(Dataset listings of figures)
◇ ◇ ◇ ◇ ◇ ◇ ◇

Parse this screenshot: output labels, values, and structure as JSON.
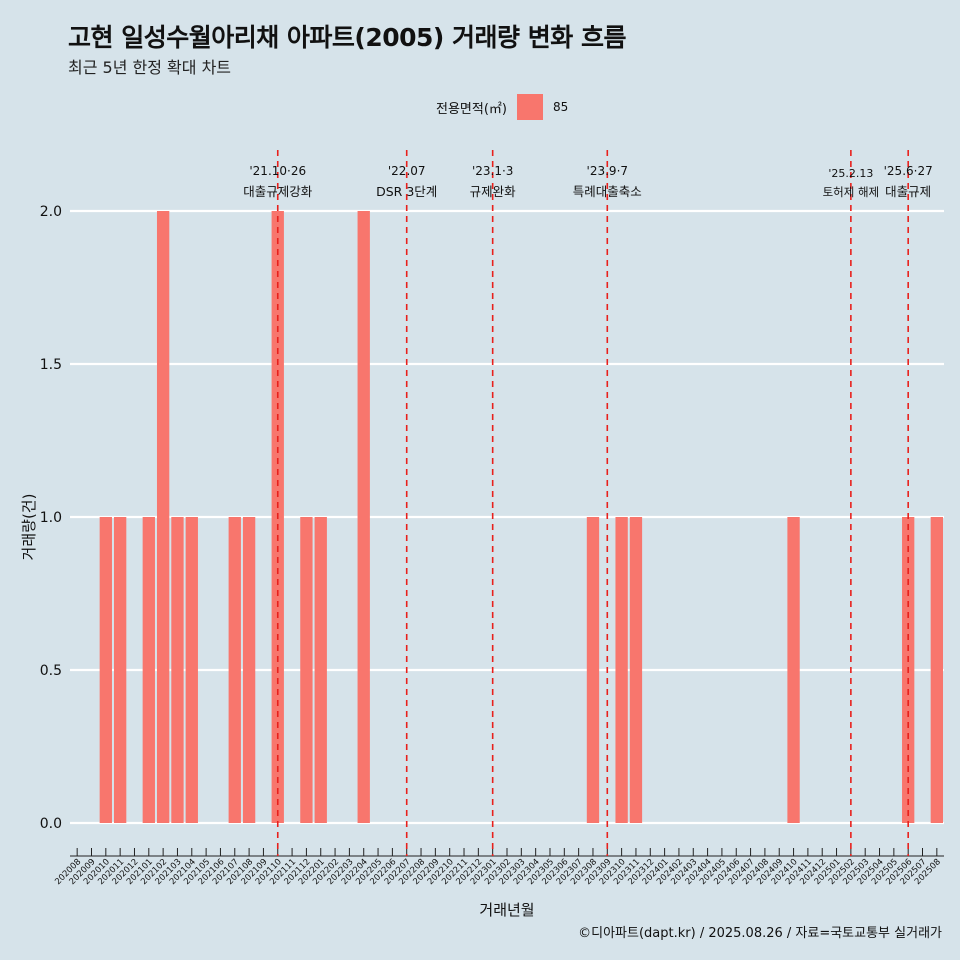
{
  "title": "고현 일성수월아리채 아파트(2005) 거래량 변화 흐름",
  "subtitle": "최근 5년 한정 확대 차트",
  "legend": {
    "title": "전용면적(㎡)",
    "label": "85",
    "color": "#f8766d"
  },
  "caption": "©디아파트(dapt.kr) / 2025.08.26 / 자료=국토교통부 실거래가",
  "chart_data": {
    "type": "bar",
    "xlabel": "거래년월",
    "ylabel": "거래량(건)",
    "ylim": [
      0,
      2
    ],
    "yticks": [
      "0.0",
      "0.5",
      "1.0",
      "1.5",
      "2.0"
    ],
    "bar_color": "#f8766d",
    "categories": [
      "202008",
      "202009",
      "202010",
      "202011",
      "202012",
      "202101",
      "202102",
      "202103",
      "202104",
      "202105",
      "202106",
      "202107",
      "202108",
      "202109",
      "202110",
      "202111",
      "202112",
      "202201",
      "202202",
      "202203",
      "202204",
      "202205",
      "202206",
      "202207",
      "202208",
      "202209",
      "202210",
      "202211",
      "202212",
      "202301",
      "202302",
      "202303",
      "202304",
      "202305",
      "202306",
      "202307",
      "202308",
      "202309",
      "202310",
      "202311",
      "202312",
      "202401",
      "202402",
      "202403",
      "202404",
      "202405",
      "202406",
      "202407",
      "202408",
      "202409",
      "202410",
      "202411",
      "202412",
      "202501",
      "202502",
      "202503",
      "202504",
      "202505",
      "202506",
      "202507",
      "202508"
    ],
    "values": [
      0,
      0,
      1,
      1,
      0,
      1,
      2,
      1,
      1,
      0,
      0,
      1,
      1,
      0,
      2,
      0,
      1,
      1,
      0,
      0,
      2,
      0,
      0,
      0,
      0,
      0,
      0,
      0,
      0,
      0,
      0,
      0,
      0,
      0,
      0,
      0,
      1,
      0,
      1,
      1,
      0,
      0,
      0,
      0,
      0,
      0,
      0,
      0,
      0,
      0,
      1,
      0,
      0,
      0,
      0,
      0,
      0,
      0,
      1,
      0,
      1
    ],
    "annotations": [
      {
        "at": "202110",
        "date": "'21.10·26",
        "label": "대출규제강화"
      },
      {
        "at": "202207",
        "date": "'22.07",
        "label": "DSR 3단계"
      },
      {
        "at": "202301",
        "date": "'23.1·3",
        "label": "규제완화"
      },
      {
        "at": "202309",
        "date": "'23.9·7",
        "label": "특례대출축소"
      },
      {
        "at": "202502",
        "date": "'25.2.13",
        "label": "토허제 해제"
      },
      {
        "at": "202506",
        "date": "'25.6·27",
        "label": "대출규제"
      }
    ]
  }
}
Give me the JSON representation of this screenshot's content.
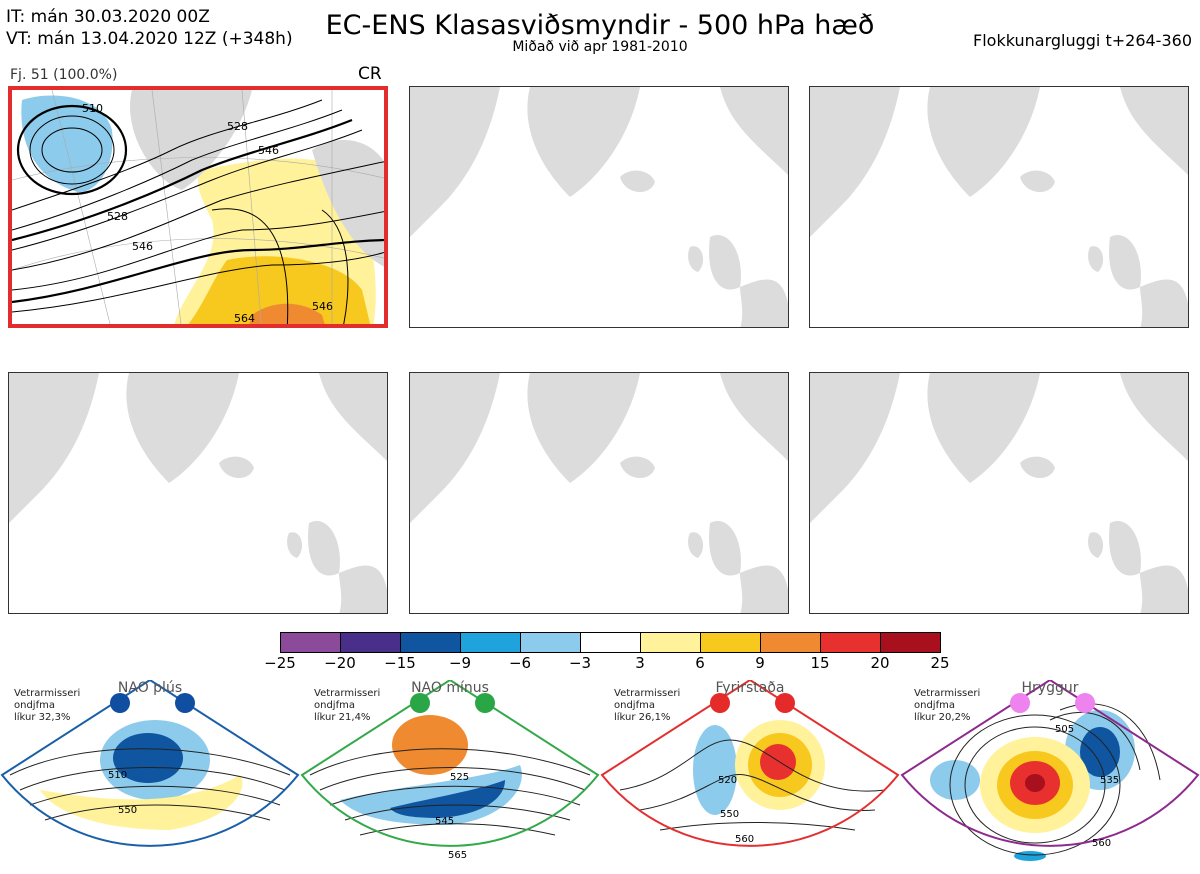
{
  "header": {
    "it_line": "IT: mán 30.03.2020 00Z",
    "vt_line": "VT: mán 13.04.2020 12Z  (+348h)",
    "title": "EC-ENS Klasasviðsmyndir - 500 hPa hæð",
    "subtitle": "Miðað við apr 1981-2010",
    "window": "Flokkunargluggi t+264-360"
  },
  "panel_selected": {
    "label": "Fj. 51 (100.0%)",
    "regime_code": "CR",
    "contour_labels": [
      "510",
      "528",
      "546",
      "528",
      "546",
      "546",
      "564"
    ]
  },
  "colorbar": {
    "colors": [
      "#8b4a9a",
      "#4a2f8a",
      "#0f55a0",
      "#1ea3dc",
      "#8ccbec",
      "#ffffff",
      "#fff29a",
      "#f7c81e",
      "#ef8a30",
      "#e8302e",
      "#a8101e"
    ],
    "ticks": [
      "−25",
      "−20",
      "−15",
      "−9",
      "−6",
      "−3",
      "3",
      "6",
      "9",
      "15",
      "20",
      "25"
    ]
  },
  "regimes": [
    {
      "name": "NAO plús",
      "note1": "Vetrarmisseri",
      "note2": "ondjfma",
      "note3": "líkur 32,3%",
      "color": "#1a5fa8",
      "dot": "#0f4ea0",
      "labels": [
        "510",
        "550"
      ]
    },
    {
      "name": "NAO mínus",
      "note1": "Vetrarmisseri",
      "note2": "ondjfma",
      "note3": "líkur 21,4%",
      "color": "#33a94a",
      "dot": "#2aa646",
      "labels": [
        "525",
        "545",
        "565"
      ]
    },
    {
      "name": "Fyrirstaða",
      "note1": "Vetrarmisseri",
      "note2": "ondjfma",
      "note3": "líkur 26,1%",
      "color": "#e23030",
      "dot": "#e52a2a",
      "labels": [
        "520",
        "550",
        "560"
      ]
    },
    {
      "name": "Hryggur",
      "note1": "Vetrarmisseri",
      "note2": "ondjfma",
      "note3": "líkur 20,2%",
      "color": "#8e2a8e",
      "dot": "#ee82ee",
      "labels": [
        "505",
        "535",
        "560"
      ]
    }
  ]
}
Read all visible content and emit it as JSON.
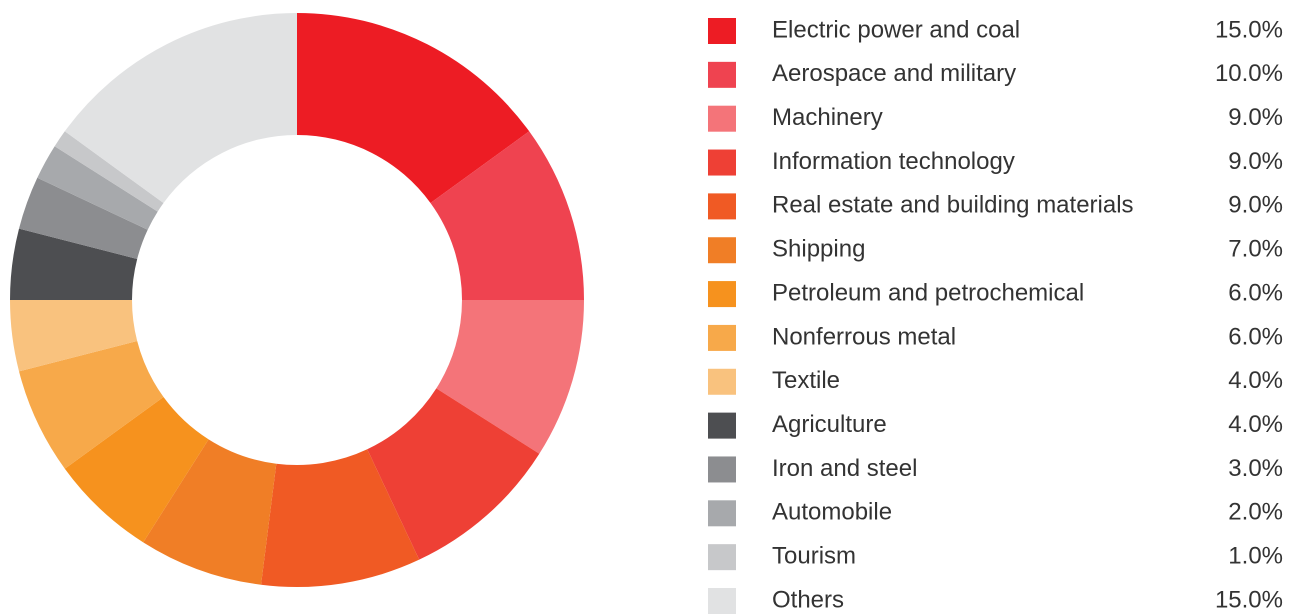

◇ ◇ ◇ ◇ ◇ ◇ ◇

§ Exercise: Copy every line above word for word and exclude the pictures.

§ The output:
Parse this screenshot: output labels, values, and structure as JSON.
{
  "title": "고현 일성수월아리채 아파트(2005) 거래량 변화 흐름",
  "subtitle": "최근 5년 한정 확대 차트",
  "legend": {
    "title": "전용면적(㎡)",
    "label": "85",
    "color": "#f8766d"
  },
  "caption": "©디아파트(dapt.kr) / 2025.08.26 / 자료=국토교통부 실거래가",
  "chart_data": {
    "type": "bar",
    "xlabel": "거래년월",
    "ylabel": "거래량(건)",
    "ylim": [
      0,
      2
    ],
    "yticks": [
      "0.0",
      "0.5",
      "1.0",
      "1.5",
      "2.0"
    ],
    "bar_color": "#f8766d",
    "categories": [
      "202008",
      "202009",
      "202010",
      "202011",
      "202012",
      "202101",
      "202102",
      "202103",
      "202104",
      "202105",
      "202106",
      "202107",
      "202108",
      "202109",
      "202110",
      "202111",
      "202112",
      "202201",
      "202202",
      "202203",
      "202204",
      "202205",
      "202206",
      "202207",
      "202208",
      "202209",
      "202210",
      "202211",
      "202212",
      "202301",
      "202302",
      "202303",
      "202304",
      "202305",
      "202306",
      "202307",
      "202308",
      "202309",
      "202310",
      "202311",
      "202312",
      "202401",
      "202402",
      "202403",
      "202404",
      "202405",
      "202406",
      "202407",
      "202408",
      "202409",
      "202410",
      "202411",
      "202412",
      "202501",
      "202502",
      "202503",
      "202504",
      "202505",
      "202506",
      "202507",
      "202508"
    ],
    "values": [
      0,
      0,
      1,
      1,
      0,
      1,
      2,
      1,
      1,
      0,
      0,
      1,
      1,
      0,
      2,
      0,
      1,
      1,
      0,
      0,
      2,
      0,
      0,
      0,
      0,
      0,
      0,
      0,
      0,
      0,
      0,
      0,
      0,
      0,
      0,
      0,
      1,
      0,
      1,
      1,
      0,
      0,
      0,
      0,
      0,
      0,
      0,
      0,
      0,
      0,
      1,
      0,
      0,
      0,
      0,
      0,
      0,
      0,
      1,
      0,
      1
    ],
    "annotations": [
      {
        "at": "202110",
        "date": "'21.10·26",
        "label": "대출규제강화"
      },
      {
        "at": "202207",
        "date": "'22.07",
        "label": "DSR 3단계"
      },
      {
        "at": "202301",
        "date": "'23.1·3",
        "label": "규제완화"
      },
      {
        "at": "202309",
        "date": "'23.9·7",
        "label": "특례대출축소"
      },
      {
        "at": "202502",
        "date": "'25.2.13",
        "label": "토허제 해제"
      },
      {
        "at": "202506",
        "date": "'25.6·27",
        "label": "대출규제"
      }
    ]
  }
}
Give me the JSON representation of this screenshot's content.
{
  "header": {
    "it_line": "IT: mán 30.03.2020 00Z",
    "vt_line": "VT: mán 13.04.2020 12Z  (+348h)",
    "title": "EC-ENS Klasasviðsmyndir - 500 hPa hæð",
    "subtitle": "Miðað við apr 1981-2010",
    "window": "Flokkunargluggi t+264-360"
  },
  "panel_selected": {
    "label": "Fj. 51 (100.0%)",
    "regime_code": "CR",
    "contour_labels": [
      "510",
      "528",
      "546",
      "528",
      "546",
      "546",
      "564"
    ]
  },
  "colorbar": {
    "colors": [
      "#8b4a9a",
      "#4a2f8a",
      "#0f55a0",
      "#1ea3dc",
      "#8ccbec",
      "#ffffff",
      "#fff29a",
      "#f7c81e",
      "#ef8a30",
      "#e8302e",
      "#a8101e"
    ],
    "ticks": [
      "−25",
      "−20",
      "−15",
      "−9",
      "−6",
      "−3",
      "3",
      "6",
      "9",
      "15",
      "20",
      "25"
    ]
  },
  "regimes": [
    {
      "name": "NAO plús",
      "note1": "Vetrarmisseri",
      "note2": "ondjfma",
      "note3": "líkur 32,3%",
      "color": "#1a5fa8",
      "dot": "#0f4ea0",
      "labels": [
        "510",
        "550"
      ]
    },
    {
      "name": "NAO mínus",
      "note1": "Vetrarmisseri",
      "note2": "ondjfma",
      "note3": "líkur 21,4%",
      "color": "#33a94a",
      "dot": "#2aa646",
      "labels": [
        "525",
        "545",
        "565"
      ]
    },
    {
      "name": "Fyrirstaða",
      "note1": "Vetrarmisseri",
      "note2": "ondjfma",
      "note3": "líkur 26,1%",
      "color": "#e23030",
      "dot": "#e52a2a",
      "labels": [
        "520",
        "550",
        "560"
      ]
    },
    {
      "name": "Hryggur",
      "note1": "Vetrarmisseri",
      "note2": "ondjfma",
      "note3": "líkur 20,2%",
      "color": "#8e2a8e",
      "dot": "#ee82ee",
      "labels": [
        "505",
        "535",
        "560"
      ]
    }
  ]
}
Read all visible content and emit it as JSON.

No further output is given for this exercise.